━━━━━ Data provided ━━━━━

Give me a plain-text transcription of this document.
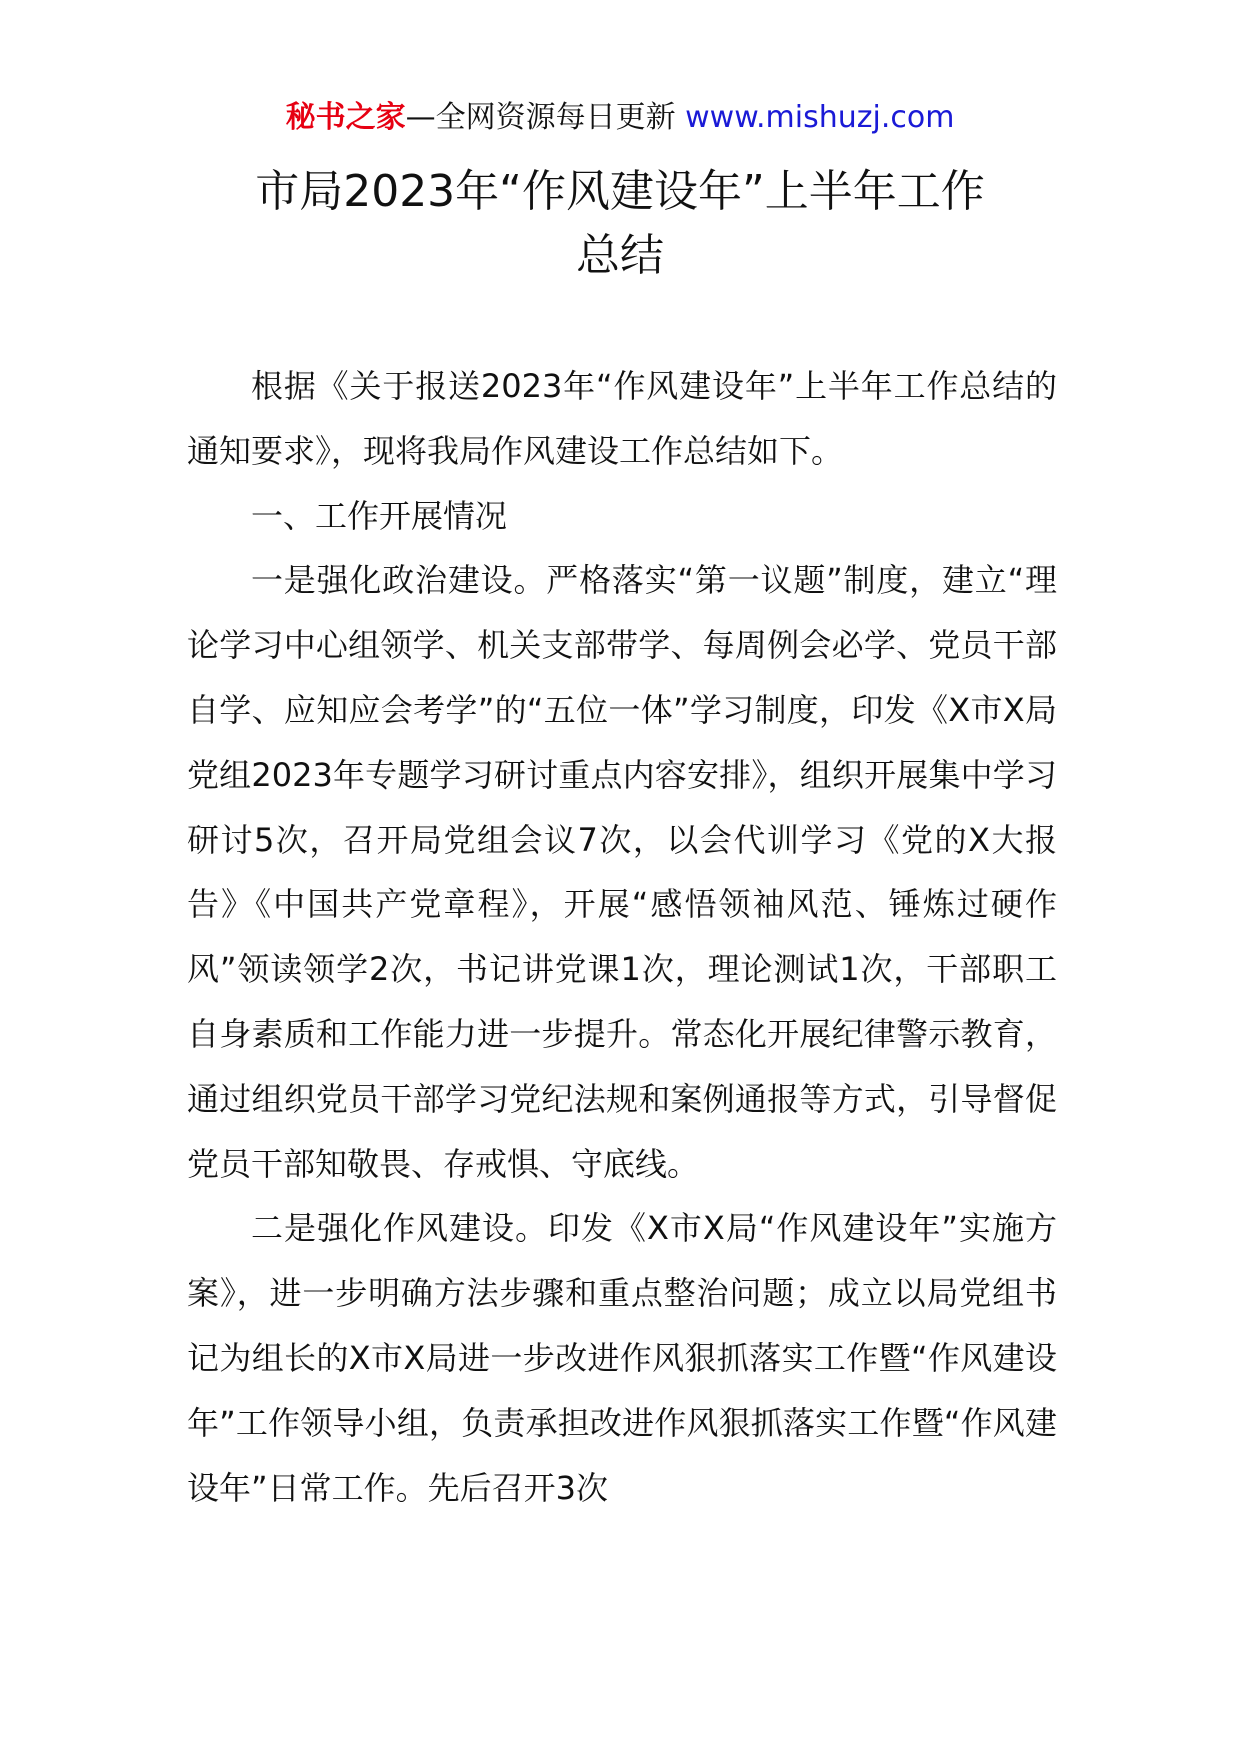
秘书之家—全网资源每日更新 www.mishuzj.com
市局2023年“作风建设年”上半年工作
总结

根据《关于报送2023年“作风建设年”上半年工作总结的通知要求》，现将我局作风建设工作总结如下。

一、工作开展情况

一是强化政治建设。严格落实“第一议题”制度，建立“理论学习中心组领学、机关支部带学、每周例会必学、党员干部自学、应知应会考学”的“五位一体”学习制度，印发《X市X局党组2023年专题学习研讨重点内容安排》，组织开展集中学习研讨5次，召开局党组会议7次，以会代训学习《党的X大报告》《中国共产党章程》，开展“感悟领袖风范、锤炼过硬作风”领读领学2次，书记讲党课1次，理论测试1次，干部职工自身素质和工作能力进一步提升。常态化开展纪律警示教育，通过组织党员干部学习党纪法规和案例通报等方式，引导督促党员干部知敬畏、存戒惧、守底线。

二是强化作风建设。印发《X市X局“作风建设年”实施方案》，进一步明确方法步骤和重点整治问题；成立以局党组书记为组长的X市X局进一步改进作风狠抓落实工作暨“作风建设年”工作领导小组，负责承担改进作风狠抓落实工作暨“作风建设年”日常工作。先后召开3次
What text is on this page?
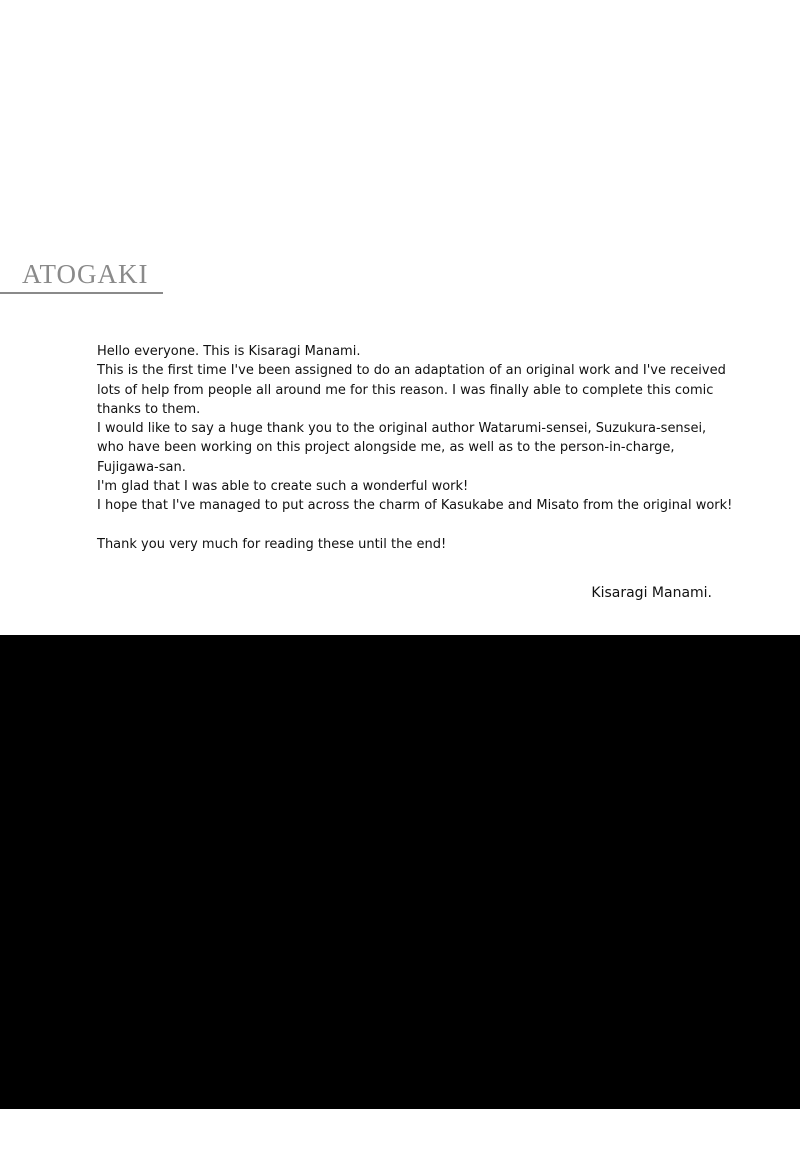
ATOGAKI

Hello everyone. This is Kisaragi Manami.

This is the first time I've been assigned to do an adaptation of an original work and I've received lots of help from people all around me for this reason. I was finally able to complete this comic thanks to them.

I would like to say a huge thank you to the original author Watarumi-sensei, Suzukura-sensei, who have been working on this project alongside me, as well as to the person-in-charge, Fujigawa-san.

I'm glad that I was able to create such a wonderful work!

I hope that I've managed to put across the charm of Kasukabe and Misato from the original work!

Thank you very much for reading these until the end!

Kisaragi Manami.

━━━━━

→ To do
Leave out the pictures and copy everything else in the records word for word.

→ Correct response
Give me a plain-text transcription of this document.
秘书之家—全网资源每日更新 www.mishuzj.com
市局2023年“作风建设年”上半年工作
总结

根据《关于报送2023年“作风建设年”上半年工作总结的通知要求》，现将我局作风建设工作总结如下。

一、工作开展情况

一是强化政治建设。严格落实“第一议题”制度，建立“理论学习中心组领学、机关支部带学、每周例会必学、党员干部自学、应知应会考学”的“五位一体”学习制度，印发《X市X局党组2023年专题学习研讨重点内容安排》，组织开展集中学习研讨5次，召开局党组会议7次，以会代训学习《党的X大报告》《中国共产党章程》，开展“感悟领袖风范、锤炼过硬作风”领读领学2次，书记讲党课1次，理论测试1次，干部职工自身素质和工作能力进一步提升。常态化开展纪律警示教育，通过组织党员干部学习党纪法规和案例通报等方式，引导督促党员干部知敬畏、存戒惧、守底线。

二是强化作风建设。印发《X市X局“作风建设年”实施方案》，进一步明确方法步骤和重点整治问题；成立以局党组书记为组长的X市X局进一步改进作风狠抓落实工作暨“作风建设年”工作领导小组，负责承担改进作风狠抓落实工作暨“作风建设年”日常工作。先后召开3次
What text is on this page?
ATOGAKI

Hello everyone. This is Kisaragi Manami.

This is the first time I've been assigned to do an adaptation of an original work and I've received lots of help from people all around me for this reason. I was finally able to complete this comic thanks to them.

I would like to say a huge thank you to the original author Watarumi-sensei, Suzukura-sensei, who have been working on this project alongside me, as well as to the person-in-charge, Fujigawa-san.

I'm glad that I was able to create such a wonderful work!

I hope that I've managed to put across the charm of Kasukabe and Misato from the original work!

Thank you very much for reading these until the end!

Kisaragi Manami.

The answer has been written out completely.